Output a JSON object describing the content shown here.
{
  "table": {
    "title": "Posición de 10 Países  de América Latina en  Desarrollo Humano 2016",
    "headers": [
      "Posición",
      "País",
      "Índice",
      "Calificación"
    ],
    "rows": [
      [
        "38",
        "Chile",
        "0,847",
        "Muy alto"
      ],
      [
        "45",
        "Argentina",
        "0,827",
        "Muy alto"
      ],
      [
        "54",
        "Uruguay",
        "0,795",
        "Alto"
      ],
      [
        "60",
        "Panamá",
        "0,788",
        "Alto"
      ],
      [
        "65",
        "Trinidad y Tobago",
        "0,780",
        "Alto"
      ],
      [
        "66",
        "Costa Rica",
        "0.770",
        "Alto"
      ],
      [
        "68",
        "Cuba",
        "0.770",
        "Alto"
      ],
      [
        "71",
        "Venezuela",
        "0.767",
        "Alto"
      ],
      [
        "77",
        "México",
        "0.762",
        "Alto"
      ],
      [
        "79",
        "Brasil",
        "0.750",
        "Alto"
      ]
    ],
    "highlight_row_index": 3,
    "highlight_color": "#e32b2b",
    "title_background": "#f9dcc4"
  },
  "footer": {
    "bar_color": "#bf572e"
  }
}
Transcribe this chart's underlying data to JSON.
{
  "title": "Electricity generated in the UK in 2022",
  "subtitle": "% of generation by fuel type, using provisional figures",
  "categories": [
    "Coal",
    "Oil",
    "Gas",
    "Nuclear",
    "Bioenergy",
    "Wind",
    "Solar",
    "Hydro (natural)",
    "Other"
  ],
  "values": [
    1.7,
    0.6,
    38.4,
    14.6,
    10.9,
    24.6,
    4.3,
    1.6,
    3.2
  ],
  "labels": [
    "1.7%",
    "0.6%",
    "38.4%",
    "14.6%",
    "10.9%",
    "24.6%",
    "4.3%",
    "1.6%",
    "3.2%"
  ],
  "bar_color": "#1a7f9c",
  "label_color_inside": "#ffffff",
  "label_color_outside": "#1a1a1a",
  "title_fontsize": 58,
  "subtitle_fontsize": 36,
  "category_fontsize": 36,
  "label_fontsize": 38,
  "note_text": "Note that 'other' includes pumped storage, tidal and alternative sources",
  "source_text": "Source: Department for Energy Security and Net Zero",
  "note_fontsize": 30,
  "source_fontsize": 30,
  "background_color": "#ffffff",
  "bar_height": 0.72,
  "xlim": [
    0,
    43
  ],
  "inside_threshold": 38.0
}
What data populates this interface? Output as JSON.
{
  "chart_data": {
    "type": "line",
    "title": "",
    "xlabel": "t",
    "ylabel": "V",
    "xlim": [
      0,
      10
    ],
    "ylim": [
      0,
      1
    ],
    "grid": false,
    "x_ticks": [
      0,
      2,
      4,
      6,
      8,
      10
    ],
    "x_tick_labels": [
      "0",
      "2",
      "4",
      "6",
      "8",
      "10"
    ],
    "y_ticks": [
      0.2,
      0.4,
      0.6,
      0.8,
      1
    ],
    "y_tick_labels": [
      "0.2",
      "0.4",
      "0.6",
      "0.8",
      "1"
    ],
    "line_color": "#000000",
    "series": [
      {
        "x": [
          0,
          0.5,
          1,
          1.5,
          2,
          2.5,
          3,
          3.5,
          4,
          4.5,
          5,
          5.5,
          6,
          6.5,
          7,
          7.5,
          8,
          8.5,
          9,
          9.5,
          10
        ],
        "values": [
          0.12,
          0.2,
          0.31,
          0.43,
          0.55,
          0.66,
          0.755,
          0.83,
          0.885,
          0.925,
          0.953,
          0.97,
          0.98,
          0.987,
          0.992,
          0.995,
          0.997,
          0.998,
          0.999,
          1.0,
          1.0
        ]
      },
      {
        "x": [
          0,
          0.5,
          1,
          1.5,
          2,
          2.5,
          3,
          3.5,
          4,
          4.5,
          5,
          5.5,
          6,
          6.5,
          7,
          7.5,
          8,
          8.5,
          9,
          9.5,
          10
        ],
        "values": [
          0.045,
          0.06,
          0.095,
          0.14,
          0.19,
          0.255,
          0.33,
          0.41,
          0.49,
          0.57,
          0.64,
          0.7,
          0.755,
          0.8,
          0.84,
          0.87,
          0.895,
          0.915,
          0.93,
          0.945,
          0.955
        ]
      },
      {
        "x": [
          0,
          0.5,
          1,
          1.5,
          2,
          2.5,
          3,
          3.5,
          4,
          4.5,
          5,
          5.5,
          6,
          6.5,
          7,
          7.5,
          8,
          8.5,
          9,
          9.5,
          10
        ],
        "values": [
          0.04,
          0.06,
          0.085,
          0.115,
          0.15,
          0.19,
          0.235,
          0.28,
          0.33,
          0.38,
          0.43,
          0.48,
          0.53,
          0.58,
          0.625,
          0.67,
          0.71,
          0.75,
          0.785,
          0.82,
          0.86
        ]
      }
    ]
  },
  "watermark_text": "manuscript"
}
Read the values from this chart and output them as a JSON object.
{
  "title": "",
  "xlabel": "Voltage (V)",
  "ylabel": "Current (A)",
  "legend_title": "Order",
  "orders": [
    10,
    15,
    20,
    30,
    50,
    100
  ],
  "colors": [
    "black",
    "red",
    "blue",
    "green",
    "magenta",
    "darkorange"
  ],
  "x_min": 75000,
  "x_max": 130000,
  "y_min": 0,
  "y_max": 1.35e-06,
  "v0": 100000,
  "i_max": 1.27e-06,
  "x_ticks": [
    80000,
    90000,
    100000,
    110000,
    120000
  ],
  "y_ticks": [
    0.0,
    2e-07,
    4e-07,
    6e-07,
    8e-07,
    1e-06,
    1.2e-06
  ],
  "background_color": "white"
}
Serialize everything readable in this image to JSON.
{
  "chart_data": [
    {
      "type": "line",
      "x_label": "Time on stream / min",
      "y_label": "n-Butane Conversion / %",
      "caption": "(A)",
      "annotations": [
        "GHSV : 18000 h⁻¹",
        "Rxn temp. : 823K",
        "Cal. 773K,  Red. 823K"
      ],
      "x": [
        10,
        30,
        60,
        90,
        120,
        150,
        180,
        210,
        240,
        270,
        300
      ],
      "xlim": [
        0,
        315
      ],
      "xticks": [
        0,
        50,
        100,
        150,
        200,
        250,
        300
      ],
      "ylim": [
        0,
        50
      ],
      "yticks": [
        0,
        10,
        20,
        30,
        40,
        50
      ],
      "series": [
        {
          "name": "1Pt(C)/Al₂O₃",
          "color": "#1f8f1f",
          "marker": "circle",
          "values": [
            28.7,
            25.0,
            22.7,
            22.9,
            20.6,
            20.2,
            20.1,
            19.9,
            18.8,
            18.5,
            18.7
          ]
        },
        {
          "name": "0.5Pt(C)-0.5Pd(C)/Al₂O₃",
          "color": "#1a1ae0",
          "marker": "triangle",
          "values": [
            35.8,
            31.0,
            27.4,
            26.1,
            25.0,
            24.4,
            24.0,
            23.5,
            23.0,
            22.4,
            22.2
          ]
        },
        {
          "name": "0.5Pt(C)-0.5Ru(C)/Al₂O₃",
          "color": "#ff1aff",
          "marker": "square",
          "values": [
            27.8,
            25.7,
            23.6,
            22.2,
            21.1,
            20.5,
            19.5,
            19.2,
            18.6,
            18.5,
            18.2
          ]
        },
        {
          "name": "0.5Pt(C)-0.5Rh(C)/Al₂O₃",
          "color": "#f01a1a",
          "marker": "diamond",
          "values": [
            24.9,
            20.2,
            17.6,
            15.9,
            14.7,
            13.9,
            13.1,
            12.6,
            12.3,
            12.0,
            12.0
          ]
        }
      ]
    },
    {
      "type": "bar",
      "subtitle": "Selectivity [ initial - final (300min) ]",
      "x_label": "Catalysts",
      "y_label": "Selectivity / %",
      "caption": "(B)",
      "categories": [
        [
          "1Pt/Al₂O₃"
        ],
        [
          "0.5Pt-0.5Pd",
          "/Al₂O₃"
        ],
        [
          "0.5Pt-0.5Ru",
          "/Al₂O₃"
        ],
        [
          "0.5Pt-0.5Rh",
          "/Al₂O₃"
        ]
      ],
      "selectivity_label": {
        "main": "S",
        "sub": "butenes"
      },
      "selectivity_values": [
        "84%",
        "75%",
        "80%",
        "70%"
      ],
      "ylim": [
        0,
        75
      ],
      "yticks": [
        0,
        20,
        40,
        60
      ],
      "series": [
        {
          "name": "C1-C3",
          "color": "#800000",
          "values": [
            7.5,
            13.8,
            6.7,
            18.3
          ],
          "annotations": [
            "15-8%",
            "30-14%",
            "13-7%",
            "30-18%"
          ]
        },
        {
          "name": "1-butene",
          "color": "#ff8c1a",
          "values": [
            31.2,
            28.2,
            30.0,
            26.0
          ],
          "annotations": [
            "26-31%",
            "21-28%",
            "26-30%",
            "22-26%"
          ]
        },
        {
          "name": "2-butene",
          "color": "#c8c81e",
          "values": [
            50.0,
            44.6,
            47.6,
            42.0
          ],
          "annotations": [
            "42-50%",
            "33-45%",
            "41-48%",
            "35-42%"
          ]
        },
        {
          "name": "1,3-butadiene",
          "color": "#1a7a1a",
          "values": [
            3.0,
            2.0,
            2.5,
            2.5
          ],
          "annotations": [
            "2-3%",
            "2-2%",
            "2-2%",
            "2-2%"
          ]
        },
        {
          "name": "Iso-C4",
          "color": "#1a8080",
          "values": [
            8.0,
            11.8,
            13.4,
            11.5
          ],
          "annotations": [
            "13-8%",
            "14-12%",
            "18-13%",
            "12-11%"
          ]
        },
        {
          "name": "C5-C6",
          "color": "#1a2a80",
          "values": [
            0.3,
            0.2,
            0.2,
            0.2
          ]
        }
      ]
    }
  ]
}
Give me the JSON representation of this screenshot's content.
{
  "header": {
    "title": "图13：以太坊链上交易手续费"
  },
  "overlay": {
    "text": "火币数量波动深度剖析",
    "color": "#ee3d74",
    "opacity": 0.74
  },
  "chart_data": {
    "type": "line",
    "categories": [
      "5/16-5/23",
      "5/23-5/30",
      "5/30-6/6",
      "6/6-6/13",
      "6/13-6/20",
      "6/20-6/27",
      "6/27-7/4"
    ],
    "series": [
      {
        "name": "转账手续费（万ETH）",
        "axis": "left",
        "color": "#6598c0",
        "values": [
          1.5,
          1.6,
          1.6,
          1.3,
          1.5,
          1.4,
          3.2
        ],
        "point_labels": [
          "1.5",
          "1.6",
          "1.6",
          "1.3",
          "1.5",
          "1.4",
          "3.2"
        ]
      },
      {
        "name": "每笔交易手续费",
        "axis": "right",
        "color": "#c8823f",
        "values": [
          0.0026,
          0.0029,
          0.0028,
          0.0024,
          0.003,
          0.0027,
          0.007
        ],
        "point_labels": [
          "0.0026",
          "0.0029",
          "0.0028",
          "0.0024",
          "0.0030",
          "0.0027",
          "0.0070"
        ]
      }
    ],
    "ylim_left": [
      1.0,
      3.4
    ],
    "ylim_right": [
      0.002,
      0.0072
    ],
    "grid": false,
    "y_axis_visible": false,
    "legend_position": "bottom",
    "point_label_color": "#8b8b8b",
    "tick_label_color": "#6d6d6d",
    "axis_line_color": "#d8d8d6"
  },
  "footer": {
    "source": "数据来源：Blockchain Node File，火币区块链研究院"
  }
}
----
§ Task objective
Beginning at the line that holds "Give me the", reproduce each line of the records above down to and including the last one.

§ Output below
Give me the JSON representation of this screenshot's content.
{
  "header": {
    "title": "图13：以太坊链上交易手续费"
  },
  "overlay": {
    "text": "火币数量波动深度剖析",
    "color": "#ee3d74",
    "opacity": 0.74
  },
  "chart_data": {
    "type": "line",
    "categories": [
      "5/16-5/23",
      "5/23-5/30",
      "5/30-6/6",
      "6/6-6/13",
      "6/13-6/20",
      "6/20-6/27",
      "6/27-7/4"
    ],
    "series": [
      {
        "name": "转账手续费（万ETH）",
        "axis": "left",
        "color": "#6598c0",
        "values": [
          1.5,
          1.6,
          1.6,
          1.3,
          1.5,
          1.4,
          3.2
        ],
        "point_labels": [
          "1.5",
          "1.6",
          "1.6",
          "1.3",
          "1.5",
          "1.4",
          "3.2"
        ]
      },
      {
        "name": "每笔交易手续费",
        "axis": "right",
        "color": "#c8823f",
        "values": [
          0.0026,
          0.0029,
          0.0028,
          0.0024,
          0.003,
          0.0027,
          0.007
        ],
        "point_labels": [
          "0.0026",
          "0.0029",
          "0.0028",
          "0.0024",
          "0.0030",
          "0.0027",
          "0.0070"
        ]
      }
    ],
    "ylim_left": [
      1.0,
      3.4
    ],
    "ylim_right": [
      0.002,
      0.0072
    ],
    "grid": false,
    "y_axis_visible": false,
    "legend_position": "bottom",
    "point_label_color": "#8b8b8b",
    "tick_label_color": "#6d6d6d",
    "axis_line_color": "#d8d8d6"
  },
  "footer": {
    "source": "数据来源：Blockchain Node File，火币区块链研究院"
  }
}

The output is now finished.